» EXERCISE BRIEF: Copy out each line below exactly as it appears.

Data entries:
--
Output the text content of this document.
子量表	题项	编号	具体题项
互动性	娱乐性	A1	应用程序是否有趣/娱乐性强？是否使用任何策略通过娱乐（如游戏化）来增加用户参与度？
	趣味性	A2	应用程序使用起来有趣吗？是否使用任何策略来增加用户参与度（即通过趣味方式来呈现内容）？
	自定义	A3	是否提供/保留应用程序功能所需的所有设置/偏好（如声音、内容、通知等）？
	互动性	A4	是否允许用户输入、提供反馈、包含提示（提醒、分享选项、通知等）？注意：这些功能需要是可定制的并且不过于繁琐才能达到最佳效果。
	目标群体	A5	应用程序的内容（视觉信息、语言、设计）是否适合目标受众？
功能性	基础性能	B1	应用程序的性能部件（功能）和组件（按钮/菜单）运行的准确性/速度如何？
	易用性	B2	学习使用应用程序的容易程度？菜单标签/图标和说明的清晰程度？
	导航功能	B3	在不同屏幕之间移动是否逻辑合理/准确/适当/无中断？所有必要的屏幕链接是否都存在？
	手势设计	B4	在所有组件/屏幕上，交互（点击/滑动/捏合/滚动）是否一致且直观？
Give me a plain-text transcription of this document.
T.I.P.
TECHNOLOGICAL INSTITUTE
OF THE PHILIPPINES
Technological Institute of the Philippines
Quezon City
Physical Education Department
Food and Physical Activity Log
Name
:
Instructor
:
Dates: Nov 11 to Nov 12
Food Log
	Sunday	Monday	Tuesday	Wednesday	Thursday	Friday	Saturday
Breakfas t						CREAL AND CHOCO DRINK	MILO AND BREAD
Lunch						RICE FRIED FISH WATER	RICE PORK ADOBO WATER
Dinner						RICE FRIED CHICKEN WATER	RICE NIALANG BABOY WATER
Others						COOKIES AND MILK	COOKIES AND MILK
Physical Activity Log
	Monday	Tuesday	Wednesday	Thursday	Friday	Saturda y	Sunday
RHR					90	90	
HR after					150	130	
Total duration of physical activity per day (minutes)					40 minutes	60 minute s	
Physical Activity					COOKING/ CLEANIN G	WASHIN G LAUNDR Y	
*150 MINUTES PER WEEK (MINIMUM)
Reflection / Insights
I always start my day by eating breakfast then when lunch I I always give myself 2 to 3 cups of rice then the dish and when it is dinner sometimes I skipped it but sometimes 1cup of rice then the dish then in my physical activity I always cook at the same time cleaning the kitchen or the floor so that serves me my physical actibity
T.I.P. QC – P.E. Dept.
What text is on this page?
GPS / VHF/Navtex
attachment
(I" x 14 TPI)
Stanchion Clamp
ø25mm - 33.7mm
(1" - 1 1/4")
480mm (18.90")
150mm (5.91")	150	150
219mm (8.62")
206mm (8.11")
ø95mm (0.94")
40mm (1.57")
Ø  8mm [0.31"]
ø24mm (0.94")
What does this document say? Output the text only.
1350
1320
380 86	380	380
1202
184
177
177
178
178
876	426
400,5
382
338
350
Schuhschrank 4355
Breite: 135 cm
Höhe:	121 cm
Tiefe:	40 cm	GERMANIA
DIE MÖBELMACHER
--
» ANSWER:
Output the text content of this document.
子量表	题项	编号	具体题项
互动性	娱乐性	A1	应用程序是否有趣/娱乐性强？是否使用任何策略通过娱乐（如游戏化）来增加用户参与度？
	趣味性	A2	应用程序使用起来有趣吗？是否使用任何策略来增加用户参与度（即通过趣味方式来呈现内容）？
	自定义	A3	是否提供/保留应用程序功能所需的所有设置/偏好（如声音、内容、通知等）？
	互动性	A4	是否允许用户输入、提供反馈、包含提示（提醒、分享选项、通知等）？注意：这些功能需要是可定制的并且不过于繁琐才能达到最佳效果。
	目标群体	A5	应用程序的内容（视觉信息、语言、设计）是否适合目标受众？
功能性	基础性能	B1	应用程序的性能部件（功能）和组件（按钮/菜单）运行的准确性/速度如何？
	易用性	B2	学习使用应用程序的容易程度？菜单标签/图标和说明的清晰程度？
	导航功能	B3	在不同屏幕之间移动是否逻辑合理/准确/适当/无中断？所有必要的屏幕链接是否都存在？
	手势设计	B4	在所有组件/屏幕上，交互（点击/滑动/捏合/滚动）是否一致且直观？
Give me a plain-text transcription of this document.
T.I.P.
TECHNOLOGICAL INSTITUTE
OF THE PHILIPPINES
Technological Institute of the Philippines
Quezon City
Physical Education Department
Food and Physical Activity Log
Name
:
Instructor
:
Dates: Nov 11 to Nov 12
Food Log
	Sunday	Monday	Tuesday	Wednesday	Thursday	Friday	Saturday
Breakfas t						CREAL AND CHOCO DRINK	MILO AND BREAD
Lunch						RICE FRIED FISH WATER	RICE PORK ADOBO WATER
Dinner						RICE FRIED CHICKEN WATER	RICE NIALANG BABOY WATER
Others						COOKIES AND MILK	COOKIES AND MILK
Physical Activity Log
	Monday	Tuesday	Wednesday	Thursday	Friday	Saturda y	Sunday
RHR					90	90	
HR after					150	130	
Total duration of physical activity per day (minutes)					40 minutes	60 minute s	
Physical Activity					COOKING/ CLEANIN G	WASHIN G LAUNDR Y	
*150 MINUTES PER WEEK (MINIMUM)
Reflection / Insights
I always start my day by eating breakfast then when lunch I I always give myself 2 to 3 cups of rice then the dish and when it is dinner sometimes I skipped it but sometimes 1cup of rice then the dish then in my physical activity I always cook at the same time cleaning the kitchen or the floor so that serves me my physical actibity
T.I.P. QC – P.E. Dept.
What text is on this page?
GPS / VHF/Navtex
attachment
(I" x 14 TPI)
Stanchion Clamp
ø25mm - 33.7mm
(1" - 1 1/4")
480mm (18.90")
150mm (5.91")	150	150
219mm (8.62")
206mm (8.11")
ø95mm (0.94")
40mm (1.57")
Ø  8mm [0.31"]
ø24mm (0.94")
What does this document say? Output the text only.
1350
1320
380 86	380	380
1202
184
177
177
178
178
876	426
400,5
382
338
350
Schuhschrank 4355
Breite: 135 cm
Höhe:	121 cm
Tiefe:	40 cm	GERMANIA
DIE MÖBELMACHER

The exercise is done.